** ACTION ITEM A **
Return the stretch of the early-web discussion from "I wonder what" through "miss Web 1.0.", copied word for word.
** ACTION ITEM B **
In the early-web discussion, what year is given for when SSL came along?
** ACTION ITEM C **
Which features does the early-web discussion list for the unfinished 2003 website? Name them all.

** READING TEXT **
= Beginning of Section =
Just make the site and drop it into your ~/Hearth/ directory, it will be published automatically.
It's nostalgic and definitely different from what we are used to today, but I don't really miss animated gifs, dozens of font styles and colors smashed together into a html. For me a cherry on the top was changing status message when hovering a link from target url to some custom text.
I know this is just some little tongue in cheek joke, but I can't help but vehemently disagree with this.
Never did we only make websites just "because it was fun" any more or less than we do now.
The early internet was incredibly frivolous. Commercial activity was completely banned on ARPANET and NSFNET. SSL didn't come along until 1995. There was a brief but significant period before the first browser wars and the dot-com bubble, when lots of people were interested in this new internet thing but nobody knew what it was for.
I don't want to return to those days, but it's hard to overstate the extent to which the internet was just a toy for geeks.
"Commerical internet" existed 'back then' as well.
I wonder what social sciences have to say about this. About public opinion swinging from one extreme to the other, never seeming to be able to land on the sane middle.
Today's "usable" websites seem to consist mostly of gigantic irrelevant photos, huge expanses of whitespace, and navigation consisting of buggy JavaScript puzzles for the user to trick into showing correctly.
I think the current equivalent is a "blogroll."
God, I miss Web 1.0.
LOL, laters
Here's a screen shot of a website I never finished from 2003. Frontpage, tables, 3 gifs, ms paint graphics... this site had the works: https://imgur.com/Lulenom
When you have en article/text that require over 10 MB to load, I can't say I'm convinced of the benefit. The only reason I visited the site in the first place were to read the article (10-15 lines of text), and/or view some minor/related photos.
Guess that's why Atom/RSS is on the rice again I suppose. (DISCLAIMER: Just started using Newsboat[1] via the terminal, and I freaking love it :) )
Note! That is not to say that there isn't some formidable people doing astonishing works, and should be credited accordingly. The web sprawls of infinite possibles, and have something that caters to all.
= End of Section =
** RECORDS PROVIDED **
= Beginning of Section =
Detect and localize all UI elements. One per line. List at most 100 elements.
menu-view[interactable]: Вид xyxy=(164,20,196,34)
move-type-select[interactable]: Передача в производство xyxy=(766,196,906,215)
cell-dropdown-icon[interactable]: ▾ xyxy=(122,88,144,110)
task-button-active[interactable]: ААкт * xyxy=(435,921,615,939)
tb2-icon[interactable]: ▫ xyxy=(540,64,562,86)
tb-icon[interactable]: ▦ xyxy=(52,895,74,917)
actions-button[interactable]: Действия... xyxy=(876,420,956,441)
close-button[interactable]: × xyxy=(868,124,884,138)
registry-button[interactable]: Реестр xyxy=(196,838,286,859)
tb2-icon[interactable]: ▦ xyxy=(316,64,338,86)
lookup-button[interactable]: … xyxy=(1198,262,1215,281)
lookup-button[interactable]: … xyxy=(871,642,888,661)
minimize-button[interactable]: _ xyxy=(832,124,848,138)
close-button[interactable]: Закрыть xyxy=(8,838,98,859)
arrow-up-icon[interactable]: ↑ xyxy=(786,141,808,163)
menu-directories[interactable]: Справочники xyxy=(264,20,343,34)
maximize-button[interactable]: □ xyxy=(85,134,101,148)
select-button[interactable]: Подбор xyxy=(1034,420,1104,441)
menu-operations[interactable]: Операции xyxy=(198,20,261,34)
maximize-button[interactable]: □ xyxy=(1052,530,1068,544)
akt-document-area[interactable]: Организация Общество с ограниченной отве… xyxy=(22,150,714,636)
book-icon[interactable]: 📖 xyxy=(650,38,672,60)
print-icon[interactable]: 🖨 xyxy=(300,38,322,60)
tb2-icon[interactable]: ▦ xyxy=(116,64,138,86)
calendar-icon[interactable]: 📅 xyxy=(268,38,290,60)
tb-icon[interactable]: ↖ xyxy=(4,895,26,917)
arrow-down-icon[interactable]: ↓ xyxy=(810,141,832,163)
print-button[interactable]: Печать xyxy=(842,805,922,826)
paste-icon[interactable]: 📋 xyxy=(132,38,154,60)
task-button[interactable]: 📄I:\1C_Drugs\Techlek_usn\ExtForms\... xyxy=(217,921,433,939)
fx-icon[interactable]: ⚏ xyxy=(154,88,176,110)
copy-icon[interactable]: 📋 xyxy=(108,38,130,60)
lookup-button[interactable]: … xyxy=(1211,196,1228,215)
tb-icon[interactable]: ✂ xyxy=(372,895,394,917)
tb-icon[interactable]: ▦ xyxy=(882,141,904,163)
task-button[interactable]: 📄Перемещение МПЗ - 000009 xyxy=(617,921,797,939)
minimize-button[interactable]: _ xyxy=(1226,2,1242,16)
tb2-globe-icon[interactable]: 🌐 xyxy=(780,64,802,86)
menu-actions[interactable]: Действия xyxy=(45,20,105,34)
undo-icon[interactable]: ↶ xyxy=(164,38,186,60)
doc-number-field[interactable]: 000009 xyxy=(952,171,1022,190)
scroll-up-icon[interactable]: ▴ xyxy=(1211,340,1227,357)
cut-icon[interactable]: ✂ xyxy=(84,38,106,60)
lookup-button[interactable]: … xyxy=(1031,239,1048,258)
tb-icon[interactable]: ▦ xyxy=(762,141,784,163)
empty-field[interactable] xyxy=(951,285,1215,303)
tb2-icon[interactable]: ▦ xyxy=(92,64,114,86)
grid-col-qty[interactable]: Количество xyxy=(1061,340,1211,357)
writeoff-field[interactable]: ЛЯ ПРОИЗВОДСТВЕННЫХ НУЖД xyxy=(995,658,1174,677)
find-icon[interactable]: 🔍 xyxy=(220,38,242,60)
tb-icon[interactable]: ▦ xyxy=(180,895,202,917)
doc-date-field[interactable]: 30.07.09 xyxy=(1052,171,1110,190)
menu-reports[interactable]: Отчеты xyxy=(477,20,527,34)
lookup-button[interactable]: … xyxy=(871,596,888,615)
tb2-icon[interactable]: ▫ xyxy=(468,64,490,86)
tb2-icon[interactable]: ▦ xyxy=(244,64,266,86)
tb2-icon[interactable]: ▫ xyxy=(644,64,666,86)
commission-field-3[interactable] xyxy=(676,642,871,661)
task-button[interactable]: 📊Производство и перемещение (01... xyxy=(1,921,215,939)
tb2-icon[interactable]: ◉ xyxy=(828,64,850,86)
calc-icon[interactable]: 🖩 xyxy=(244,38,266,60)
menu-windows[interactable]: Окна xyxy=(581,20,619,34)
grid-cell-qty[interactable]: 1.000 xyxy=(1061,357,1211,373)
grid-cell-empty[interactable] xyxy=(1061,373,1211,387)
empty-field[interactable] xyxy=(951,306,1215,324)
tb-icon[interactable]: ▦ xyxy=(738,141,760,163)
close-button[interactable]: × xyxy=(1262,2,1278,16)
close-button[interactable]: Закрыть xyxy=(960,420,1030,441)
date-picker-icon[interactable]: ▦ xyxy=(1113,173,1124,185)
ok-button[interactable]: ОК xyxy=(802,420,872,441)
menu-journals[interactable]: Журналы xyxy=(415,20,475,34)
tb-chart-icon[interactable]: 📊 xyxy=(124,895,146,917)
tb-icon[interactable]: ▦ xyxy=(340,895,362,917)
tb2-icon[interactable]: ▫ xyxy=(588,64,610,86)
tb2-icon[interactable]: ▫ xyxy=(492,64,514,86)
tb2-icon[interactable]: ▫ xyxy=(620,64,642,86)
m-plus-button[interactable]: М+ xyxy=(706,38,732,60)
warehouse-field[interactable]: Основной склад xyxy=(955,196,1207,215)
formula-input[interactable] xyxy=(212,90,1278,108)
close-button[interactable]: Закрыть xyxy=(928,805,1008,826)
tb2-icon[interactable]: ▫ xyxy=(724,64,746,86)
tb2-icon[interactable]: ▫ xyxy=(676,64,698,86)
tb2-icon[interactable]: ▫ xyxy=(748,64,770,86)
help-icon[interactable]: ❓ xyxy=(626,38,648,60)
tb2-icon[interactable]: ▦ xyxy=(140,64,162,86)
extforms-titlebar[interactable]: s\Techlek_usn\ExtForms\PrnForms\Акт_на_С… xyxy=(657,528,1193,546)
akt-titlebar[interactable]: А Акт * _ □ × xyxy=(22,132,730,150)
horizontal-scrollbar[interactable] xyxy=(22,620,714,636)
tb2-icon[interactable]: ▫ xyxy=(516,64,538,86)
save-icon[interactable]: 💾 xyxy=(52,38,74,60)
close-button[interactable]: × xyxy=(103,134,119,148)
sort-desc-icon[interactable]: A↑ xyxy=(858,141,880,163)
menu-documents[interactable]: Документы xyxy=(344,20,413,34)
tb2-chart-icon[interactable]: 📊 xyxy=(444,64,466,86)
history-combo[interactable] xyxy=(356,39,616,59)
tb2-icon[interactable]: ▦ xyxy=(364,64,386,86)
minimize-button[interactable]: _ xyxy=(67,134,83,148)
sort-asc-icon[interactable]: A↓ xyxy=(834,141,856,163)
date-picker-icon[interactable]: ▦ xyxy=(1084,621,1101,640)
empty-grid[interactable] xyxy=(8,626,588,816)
= End of Section =
** EXPECTED OUTPUT A **
I wonder what social sciences have to say about this. About public opinion swinging from one extreme to the other, never seeming to be able to land on the sane middle.
Today's "usable" websites seem to consist mostly of gigantic irrelevant photos, huge expanses of whitespace, and navigation consisting of buggy JavaScript puzzles for the user to trick into showing correctly.
I think the current equivalent is a "blogroll."
God, I miss Web 1.0.

** EXPECTED OUTPUT B **
1995

** EXPECTED OUTPUT C **
- Frontpage
- tables
- 3 gifs
- ms paint graphics